_Aim_
Make an exact copy of the entries below.

_Data supplied_
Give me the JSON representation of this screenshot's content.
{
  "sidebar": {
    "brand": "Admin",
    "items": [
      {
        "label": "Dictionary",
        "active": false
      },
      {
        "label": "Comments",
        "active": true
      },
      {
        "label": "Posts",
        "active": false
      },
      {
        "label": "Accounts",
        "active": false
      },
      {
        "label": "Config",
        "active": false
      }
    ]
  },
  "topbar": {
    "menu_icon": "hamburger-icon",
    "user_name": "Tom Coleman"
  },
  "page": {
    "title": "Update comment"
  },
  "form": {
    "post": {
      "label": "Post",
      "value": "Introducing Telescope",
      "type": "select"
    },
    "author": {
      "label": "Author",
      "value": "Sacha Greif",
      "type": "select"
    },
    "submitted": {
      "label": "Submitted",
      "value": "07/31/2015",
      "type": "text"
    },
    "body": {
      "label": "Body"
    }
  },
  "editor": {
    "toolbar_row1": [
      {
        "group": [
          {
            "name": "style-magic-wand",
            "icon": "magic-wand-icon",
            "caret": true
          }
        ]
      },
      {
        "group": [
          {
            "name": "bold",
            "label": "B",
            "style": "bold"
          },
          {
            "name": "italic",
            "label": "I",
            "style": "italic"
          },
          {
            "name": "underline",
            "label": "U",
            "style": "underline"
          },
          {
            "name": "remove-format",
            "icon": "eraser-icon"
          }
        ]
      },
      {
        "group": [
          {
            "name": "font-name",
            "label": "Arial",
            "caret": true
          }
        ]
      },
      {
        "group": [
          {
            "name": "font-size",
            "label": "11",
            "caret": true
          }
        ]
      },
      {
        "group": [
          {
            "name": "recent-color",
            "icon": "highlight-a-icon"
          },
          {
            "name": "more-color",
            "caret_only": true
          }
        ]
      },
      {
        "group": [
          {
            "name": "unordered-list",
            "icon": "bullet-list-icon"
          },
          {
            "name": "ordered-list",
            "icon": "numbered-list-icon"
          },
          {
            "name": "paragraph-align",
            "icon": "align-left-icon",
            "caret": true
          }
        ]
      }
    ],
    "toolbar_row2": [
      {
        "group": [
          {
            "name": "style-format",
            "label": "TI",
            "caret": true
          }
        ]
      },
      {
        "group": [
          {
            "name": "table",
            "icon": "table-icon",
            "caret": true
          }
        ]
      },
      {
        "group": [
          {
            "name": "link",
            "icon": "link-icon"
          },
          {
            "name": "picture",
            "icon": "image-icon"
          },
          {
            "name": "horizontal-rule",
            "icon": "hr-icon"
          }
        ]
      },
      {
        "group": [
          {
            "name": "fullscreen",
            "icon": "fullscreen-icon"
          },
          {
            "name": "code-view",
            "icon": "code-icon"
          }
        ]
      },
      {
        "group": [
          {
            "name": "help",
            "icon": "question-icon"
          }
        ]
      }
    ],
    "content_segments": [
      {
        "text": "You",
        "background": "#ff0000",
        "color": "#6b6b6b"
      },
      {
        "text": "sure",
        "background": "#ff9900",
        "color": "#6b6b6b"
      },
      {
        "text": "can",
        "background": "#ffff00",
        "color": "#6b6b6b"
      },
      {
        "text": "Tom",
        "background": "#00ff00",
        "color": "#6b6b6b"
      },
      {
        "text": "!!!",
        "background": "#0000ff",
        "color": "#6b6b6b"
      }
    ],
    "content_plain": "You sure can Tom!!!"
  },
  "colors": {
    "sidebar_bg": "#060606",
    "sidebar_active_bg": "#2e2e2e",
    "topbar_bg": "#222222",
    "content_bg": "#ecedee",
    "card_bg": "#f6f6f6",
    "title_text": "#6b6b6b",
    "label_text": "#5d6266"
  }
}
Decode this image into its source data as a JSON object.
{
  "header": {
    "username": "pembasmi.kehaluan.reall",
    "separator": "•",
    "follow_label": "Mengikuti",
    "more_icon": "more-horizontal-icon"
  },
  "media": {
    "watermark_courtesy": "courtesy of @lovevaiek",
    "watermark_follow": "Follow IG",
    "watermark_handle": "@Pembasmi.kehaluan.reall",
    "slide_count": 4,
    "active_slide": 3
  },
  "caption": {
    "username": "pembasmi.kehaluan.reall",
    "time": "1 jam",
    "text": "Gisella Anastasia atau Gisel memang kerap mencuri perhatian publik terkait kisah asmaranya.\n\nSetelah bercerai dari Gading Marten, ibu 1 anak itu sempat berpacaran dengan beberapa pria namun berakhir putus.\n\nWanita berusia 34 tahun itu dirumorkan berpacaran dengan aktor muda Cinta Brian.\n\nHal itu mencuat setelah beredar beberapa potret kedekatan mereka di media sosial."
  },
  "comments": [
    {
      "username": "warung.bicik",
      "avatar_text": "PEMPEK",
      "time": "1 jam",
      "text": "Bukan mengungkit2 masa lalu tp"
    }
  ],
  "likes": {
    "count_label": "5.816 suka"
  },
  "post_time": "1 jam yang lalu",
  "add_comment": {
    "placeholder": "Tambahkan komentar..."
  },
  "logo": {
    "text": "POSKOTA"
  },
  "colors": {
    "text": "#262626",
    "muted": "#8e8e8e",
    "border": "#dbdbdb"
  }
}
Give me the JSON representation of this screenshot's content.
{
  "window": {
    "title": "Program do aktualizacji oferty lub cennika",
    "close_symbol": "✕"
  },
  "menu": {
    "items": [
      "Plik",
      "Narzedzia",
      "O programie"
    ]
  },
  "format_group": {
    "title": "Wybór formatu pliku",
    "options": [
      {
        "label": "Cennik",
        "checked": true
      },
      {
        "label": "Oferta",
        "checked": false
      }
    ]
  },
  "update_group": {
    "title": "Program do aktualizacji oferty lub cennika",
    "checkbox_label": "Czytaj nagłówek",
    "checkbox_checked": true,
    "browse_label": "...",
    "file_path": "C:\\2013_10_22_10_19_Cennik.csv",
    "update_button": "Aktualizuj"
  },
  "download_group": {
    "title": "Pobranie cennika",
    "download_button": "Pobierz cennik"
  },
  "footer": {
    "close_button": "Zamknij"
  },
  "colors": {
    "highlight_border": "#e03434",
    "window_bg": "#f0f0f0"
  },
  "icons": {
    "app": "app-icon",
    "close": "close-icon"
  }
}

_Solution for this exercise_
Give me the JSON representation of this screenshot's content.
{
  "sidebar": {
    "brand": "Admin",
    "items": [
      {
        "label": "Dictionary",
        "active": false
      },
      {
        "label": "Comments",
        "active": true
      },
      {
        "label": "Posts",
        "active": false
      },
      {
        "label": "Accounts",
        "active": false
      },
      {
        "label": "Config",
        "active": false
      }
    ]
  },
  "topbar": {
    "menu_icon": "hamburger-icon",
    "user_name": "Tom Coleman"
  },
  "page": {
    "title": "Update comment"
  },
  "form": {
    "post": {
      "label": "Post",
      "value": "Introducing Telescope",
      "type": "select"
    },
    "author": {
      "label": "Author",
      "value": "Sacha Greif",
      "type": "select"
    },
    "submitted": {
      "label": "Submitted",
      "value": "07/31/2015",
      "type": "text"
    },
    "body": {
      "label": "Body"
    }
  },
  "editor": {
    "toolbar_row1": [
      {
        "group": [
          {
            "name": "style-magic-wand",
            "icon": "magic-wand-icon",
            "caret": true
          }
        ]
      },
      {
        "group": [
          {
            "name": "bold",
            "label": "B",
            "style": "bold"
          },
          {
            "name": "italic",
            "label": "I",
            "style": "italic"
          },
          {
            "name": "underline",
            "label": "U",
            "style": "underline"
          },
          {
            "name": "remove-format",
            "icon": "eraser-icon"
          }
        ]
      },
      {
        "group": [
          {
            "name": "font-name",
            "label": "Arial",
            "caret": true
          }
        ]
      },
      {
        "group": [
          {
            "name": "font-size",
            "label": "11",
            "caret": true
          }
        ]
      },
      {
        "group": [
          {
            "name": "recent-color",
            "icon": "highlight-a-icon"
          },
          {
            "name": "more-color",
            "caret_only": true
          }
        ]
      },
      {
        "group": [
          {
            "name": "unordered-list",
            "icon": "bullet-list-icon"
          },
          {
            "name": "ordered-list",
            "icon": "numbered-list-icon"
          },
          {
            "name": "paragraph-align",
            "icon": "align-left-icon",
            "caret": true
          }
        ]
      }
    ],
    "toolbar_row2": [
      {
        "group": [
          {
            "name": "style-format",
            "label": "TI",
            "caret": true
          }
        ]
      },
      {
        "group": [
          {
            "name": "table",
            "icon": "table-icon",
            "caret": true
          }
        ]
      },
      {
        "group": [
          {
            "name": "link",
            "icon": "link-icon"
          },
          {
            "name": "picture",
            "icon": "image-icon"
          },
          {
            "name": "horizontal-rule",
            "icon": "hr-icon"
          }
        ]
      },
      {
        "group": [
          {
            "name": "fullscreen",
            "icon": "fullscreen-icon"
          },
          {
            "name": "code-view",
            "icon": "code-icon"
          }
        ]
      },
      {
        "group": [
          {
            "name": "help",
            "icon": "question-icon"
          }
        ]
      }
    ],
    "content_segments": [
      {
        "text": "You",
        "background": "#ff0000",
        "color": "#6b6b6b"
      },
      {
        "text": "sure",
        "background": "#ff9900",
        "color": "#6b6b6b"
      },
      {
        "text": "can",
        "background": "#ffff00",
        "color": "#6b6b6b"
      },
      {
        "text": "Tom",
        "background": "#00ff00",
        "color": "#6b6b6b"
      },
      {
        "text": "!!!",
        "background": "#0000ff",
        "color": "#6b6b6b"
      }
    ],
    "content_plain": "You sure can Tom!!!"
  },
  "colors": {
    "sidebar_bg": "#060606",
    "sidebar_active_bg": "#2e2e2e",
    "topbar_bg": "#222222",
    "content_bg": "#ecedee",
    "card_bg": "#f6f6f6",
    "title_text": "#6b6b6b",
    "label_text": "#5d6266"
  }
}
Decode this image into its source data as a JSON object.
{
  "header": {
    "username": "pembasmi.kehaluan.reall",
    "separator": "•",
    "follow_label": "Mengikuti",
    "more_icon": "more-horizontal-icon"
  },
  "media": {
    "watermark_courtesy": "courtesy of @lovevaiek",
    "watermark_follow": "Follow IG",
    "watermark_handle": "@Pembasmi.kehaluan.reall",
    "slide_count": 4,
    "active_slide": 3
  },
  "caption": {
    "username": "pembasmi.kehaluan.reall",
    "time": "1 jam",
    "text": "Gisella Anastasia atau Gisel memang kerap mencuri perhatian publik terkait kisah asmaranya.\n\nSetelah bercerai dari Gading Marten, ibu 1 anak itu sempat berpacaran dengan beberapa pria namun berakhir putus.\n\nWanita berusia 34 tahun itu dirumorkan berpacaran dengan aktor muda Cinta Brian.\n\nHal itu mencuat setelah beredar beberapa potret kedekatan mereka di media sosial."
  },
  "comments": [
    {
      "username": "warung.bicik",
      "avatar_text": "PEMPEK",
      "time": "1 jam",
      "text": "Bukan mengungkit2 masa lalu tp"
    }
  ],
  "likes": {
    "count_label": "5.816 suka"
  },
  "post_time": "1 jam yang lalu",
  "add_comment": {
    "placeholder": "Tambahkan komentar..."
  },
  "logo": {
    "text": "POSKOTA"
  },
  "colors": {
    "text": "#262626",
    "muted": "#8e8e8e",
    "border": "#dbdbdb"
  }
}
Give me the JSON representation of this screenshot's content.
{
  "window": {
    "title": "Program do aktualizacji oferty lub cennika",
    "close_symbol": "✕"
  },
  "menu": {
    "items": [
      "Plik",
      "Narzedzia",
      "O programie"
    ]
  },
  "format_group": {
    "title": "Wybór formatu pliku",
    "options": [
      {
        "label": "Cennik",
        "checked": true
      },
      {
        "label": "Oferta",
        "checked": false
      }
    ]
  },
  "update_group": {
    "title": "Program do aktualizacji oferty lub cennika",
    "checkbox_label": "Czytaj nagłówek",
    "checkbox_checked": true,
    "browse_label": "...",
    "file_path": "C:\\2013_10_22_10_19_Cennik.csv",
    "update_button": "Aktualizuj"
  },
  "download_group": {
    "title": "Pobranie cennika",
    "download_button": "Pobierz cennik"
  },
  "footer": {
    "close_button": "Zamknij"
  },
  "colors": {
    "highlight_border": "#e03434",
    "window_bg": "#f0f0f0"
  },
  "icons": {
    "app": "app-icon",
    "close": "close-icon"
  }
}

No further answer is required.